» **Texte**
▼
L’entrée du Christ à Bruxelles – 1888 James Ensor

 

James Ensor (1860-1949)

 

L’entrée du Christ à Bruxelles

1888

Huile sur toile

Dim 258 x 430 cm

Conservé à Los Angeles, au musée J. Paul Getty

 

Le peintre

Le peintre a grandi à Ostende où le carnaval est une fête importante.
Sa mère tient un magasin. Elle vend des masques, des animaux empaillés et des curiosités exotiques. Nul doute que l’excentricité de l’atmosphère familiale a grandement marqué le jeune Ensor.

De 1877 à 1880 il suit les cours de l’Académie des beaux-arts de Bruxelles.
Puis il revient à Ostende et installe un atelier dans le grenier de ses parents.
C’est dans ce lieu qu’Ensor réalisera ses plus belles œuvres.

En 1883, Octave Maus avec vingt artistes fonde le groupe des XX.
Dans les « vingistes » fondateurs il y a, entre autres, Ensor, Khnopff et van Rysselberghe. Ensor fait des allers-retours constants entre le retrait et l’adhésion au groupe. Ensor tout à la fois, cherche et refuse l’isolement.

Ensor est très marqué par les décès successifs de son père et de sa grand-mère.
Ces évènements provoquent un tournant dans la carrière du peintre.
À partir de 1887, les masques et les squelettes prennent une place prééminente dans son œuvre.

Ensor est un observateur caustique de son temps.

Le peintre constitue une étonnante transition entre le Symbolisme et l’Expressionnisme. Il préfigure l’avènement de l’Art moderne.

Ensor meurt le 19 novembre 1949, accompagné à sa tombe par toute la ville d’Ostende où il a passé sa vie. L’atmosphère carnavalesque de son cortège évoque le décor de son tableau L’entrée du Christ à Bruxelles.

 

Le tableau

Ensor a vingt-huit ans lorsqu’il peint ce tableau.

C’est son œuvre maîtresse.

Sur cette immense toile peuplée de personnages émergeants de violentes touches de couleurs discordantes et stridentes, Ensor représente le retour triomphal du Christ, bien qu’il soit presque impossible à discerner parmi la foule.

Le groupe des XX est constitué d’artistes avant-gardistes. Si les XX ne furent pas exclusivement des symbolistes, ils partagèrent leur intérêt pour les correspondances musicales et la représentation des lieux oniriques.
▲
» **Données fournies**
▼
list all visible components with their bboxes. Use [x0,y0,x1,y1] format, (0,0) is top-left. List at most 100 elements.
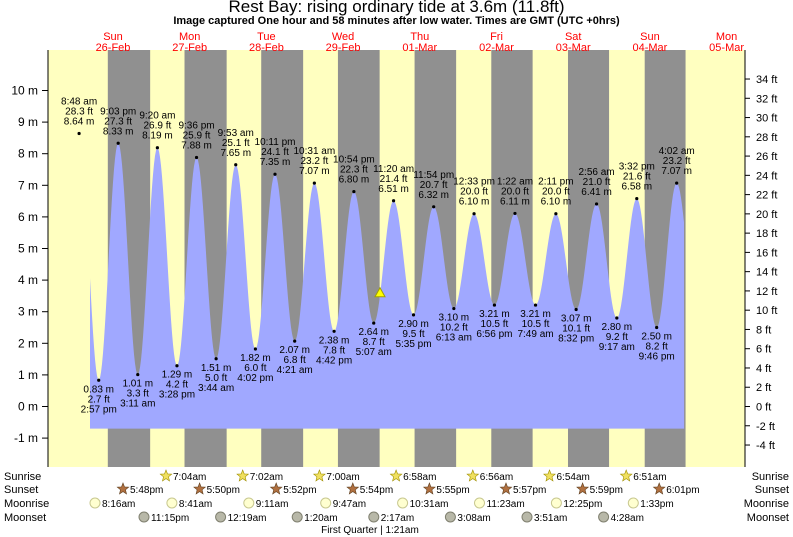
▲
» **Consignes**
**A)** D’après le texte sur James Ensor, quel âge le peintre a-t-il lorsqu’il peint L’entrée du Christ à Bruxelles ?
**B)** Recopiez mot pour mot tout le passage du texte sur James Ensor qui va de « Ensor est un » jusqu’à « son œuvre maîtresse. ».

» **Corrigé**
**A)** Il a vingt-huit ans.

**B)**
Ensor est un observateur caustique de son temps.

Le peintre constitue une étonnante transition entre le Symbolisme et l’Expressionnisme. Il préfigure l’avènement de l’Art moderne.

Ensor meurt le 19 novembre 1949, accompagné à sa tombe par toute la ville d’Ostende où il a passé sa vie. L’atmosphère carnavalesque de son cortège évoque le décor de son tableau L’entrée du Christ à Bruxelles.

 

Le tableau

Ensor a vingt-huit ans lorsqu’il peint ce tableau.

C’est son œuvre maîtresse.